— Start of Source extract —

Author and mighty story expert and deconstructrix Lisa Cron (read her bio below–be prepared to be impressed) says the goal of learning to write well is a myth. A myth! Phew. (Does that mean I can produce a dungheap and watch it skyrocket to the top of the New York Times bestseller list? Assuming I publish it under an anonymous pen name, that is.)

Ms. Cron points out how the myth of “good writing” is perpetuated: “Everyone says it – writing books, professors, writing groups, editors, agents, even readers. It sounds so logical, who’d argue?”

Makes sense to me. However, as Cron states, “The first goal of any story is to anesthetize the part of the reader’s brain that knows it is a story. When we get lost in a good story, it feels like reality–literally. Recent research has shown that when we read about an action, the same areas of the brain light up as when we actually experience that action. We really are there. As a result, the last thing a reader is able to do (or wants to do for that matter) is analyze how, exactly, the story is creating such a perfect rendition of reality. And so when asked what it is that grabs us about a great story, we say it was the luscious language, the intriguingly complex characters, the witty dialogue, the fresh voice. In other words, we say it’s well written when what we really mean is that it felt like life.”

Doesn’t that sound like good writing?

“Writing well is the handmaiden of story,” Cron says. “The real goal of every writer is to learn to create that sense of urgency that makes the reader want to know what happens next. This is not triggered by dazzling wordsmithing, but by mastering story itself, and understanding what people are wired to crave from every story they hear.”

To put it more plainly, “We turn to story to shed light on the thorny internal problems we face. Stories teach us how to make sense of ourselves, others and the world at large by allowing us to vicariously experience myriad “what ifs.” After all, life is tricky and rife with risk, so what better way to prepare to navigate the one place we’re all headed — the future — than story?”

Lisa Cron’s top three tips for creating a sense of urgency:

1. Make sure you know how your story ends; ask yourself, how
does my protagonist’s world view have to shift in order for her to achieve her goal?
What does she have to realize that, most likely, she’s spent her whole
life avoiding? Then don’t hold back — sew this internal conflict into the
story, beginning on the first page, if possible, in the first sentence.

2. Always remember, what draws people into a story is that sense that all is not as it seems. The reader is all too familiar with “business as
usual” (read: ho hum), a story is about what happens when something out of the ordinary bursts through that predictable pattern and forces your protagonist to deal with it or else – even if it begins with something as seemingly mundane as the mail arriving a half hour late.

3. Let us know that something specific is at stake, and don’t be shy about telling us what it is, and how it’s affecting your protagonist. Make us feel it by letting us know what it forces your protagonist to confront. How does it differ from her expectations? What action does it trigger?

— End of Source extract —
— Start of Entries supplied —

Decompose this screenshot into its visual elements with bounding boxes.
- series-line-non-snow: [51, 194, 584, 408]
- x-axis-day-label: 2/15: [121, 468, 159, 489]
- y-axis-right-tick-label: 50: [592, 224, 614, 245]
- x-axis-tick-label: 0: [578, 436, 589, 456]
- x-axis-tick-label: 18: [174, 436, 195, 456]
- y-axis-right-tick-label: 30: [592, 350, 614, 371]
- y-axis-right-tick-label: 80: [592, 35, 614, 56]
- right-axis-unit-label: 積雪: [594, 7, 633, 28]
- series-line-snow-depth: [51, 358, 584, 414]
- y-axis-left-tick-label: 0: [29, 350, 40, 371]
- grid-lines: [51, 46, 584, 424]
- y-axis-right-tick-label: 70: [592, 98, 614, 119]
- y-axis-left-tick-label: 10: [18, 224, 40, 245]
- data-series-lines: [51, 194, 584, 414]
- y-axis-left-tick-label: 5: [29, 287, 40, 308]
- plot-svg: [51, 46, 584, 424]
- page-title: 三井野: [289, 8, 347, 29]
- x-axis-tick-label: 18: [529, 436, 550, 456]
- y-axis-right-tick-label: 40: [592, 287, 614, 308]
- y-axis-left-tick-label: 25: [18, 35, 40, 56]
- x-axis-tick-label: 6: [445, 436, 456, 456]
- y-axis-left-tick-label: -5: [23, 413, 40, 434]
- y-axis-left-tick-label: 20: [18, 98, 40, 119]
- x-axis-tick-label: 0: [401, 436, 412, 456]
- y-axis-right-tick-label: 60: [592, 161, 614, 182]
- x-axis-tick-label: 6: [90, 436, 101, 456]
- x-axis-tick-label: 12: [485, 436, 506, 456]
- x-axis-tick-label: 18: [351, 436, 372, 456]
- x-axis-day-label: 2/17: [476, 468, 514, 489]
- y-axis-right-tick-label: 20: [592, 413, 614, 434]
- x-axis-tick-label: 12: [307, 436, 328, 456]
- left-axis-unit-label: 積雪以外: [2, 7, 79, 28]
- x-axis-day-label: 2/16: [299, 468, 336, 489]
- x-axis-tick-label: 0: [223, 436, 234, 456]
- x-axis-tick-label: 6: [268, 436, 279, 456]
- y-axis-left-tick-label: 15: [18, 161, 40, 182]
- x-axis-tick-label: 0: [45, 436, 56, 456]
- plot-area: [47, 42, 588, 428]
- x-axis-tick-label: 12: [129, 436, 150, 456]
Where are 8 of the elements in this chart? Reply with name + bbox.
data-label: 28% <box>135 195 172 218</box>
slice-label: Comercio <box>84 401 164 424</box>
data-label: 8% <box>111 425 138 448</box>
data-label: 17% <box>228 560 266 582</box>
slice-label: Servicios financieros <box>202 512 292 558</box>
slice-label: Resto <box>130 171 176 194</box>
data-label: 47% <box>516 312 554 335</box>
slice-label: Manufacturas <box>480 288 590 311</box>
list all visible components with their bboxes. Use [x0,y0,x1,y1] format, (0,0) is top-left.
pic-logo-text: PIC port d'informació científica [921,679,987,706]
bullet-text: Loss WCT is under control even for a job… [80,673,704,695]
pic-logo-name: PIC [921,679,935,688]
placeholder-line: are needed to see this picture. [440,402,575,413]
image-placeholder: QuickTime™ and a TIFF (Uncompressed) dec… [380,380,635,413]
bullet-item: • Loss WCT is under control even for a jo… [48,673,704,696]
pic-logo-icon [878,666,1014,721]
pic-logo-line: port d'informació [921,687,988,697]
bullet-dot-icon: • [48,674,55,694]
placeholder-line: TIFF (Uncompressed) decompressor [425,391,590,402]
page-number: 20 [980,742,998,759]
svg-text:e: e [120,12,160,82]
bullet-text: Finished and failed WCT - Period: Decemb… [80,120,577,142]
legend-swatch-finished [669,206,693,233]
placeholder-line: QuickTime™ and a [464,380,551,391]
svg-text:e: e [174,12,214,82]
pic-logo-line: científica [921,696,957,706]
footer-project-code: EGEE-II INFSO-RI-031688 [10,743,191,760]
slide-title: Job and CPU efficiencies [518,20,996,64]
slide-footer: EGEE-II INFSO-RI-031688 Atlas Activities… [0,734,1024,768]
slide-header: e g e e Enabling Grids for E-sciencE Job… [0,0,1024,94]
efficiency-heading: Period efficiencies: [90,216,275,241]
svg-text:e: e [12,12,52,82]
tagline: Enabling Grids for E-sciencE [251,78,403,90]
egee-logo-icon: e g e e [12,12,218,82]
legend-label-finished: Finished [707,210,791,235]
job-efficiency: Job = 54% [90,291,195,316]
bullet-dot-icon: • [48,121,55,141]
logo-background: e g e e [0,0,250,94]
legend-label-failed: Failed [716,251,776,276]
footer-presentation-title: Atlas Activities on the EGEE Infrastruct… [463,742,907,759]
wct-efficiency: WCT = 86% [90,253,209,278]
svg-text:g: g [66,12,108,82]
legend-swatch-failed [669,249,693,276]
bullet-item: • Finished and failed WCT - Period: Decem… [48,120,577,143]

— End of Entries supplied —

:: Short problem ::
In the piece on Lisa Cron's writing advice, what does Cron call the first goal of any story?

:: Final answer ::
To anesthetize the part of the reader's brain that knows it is a story.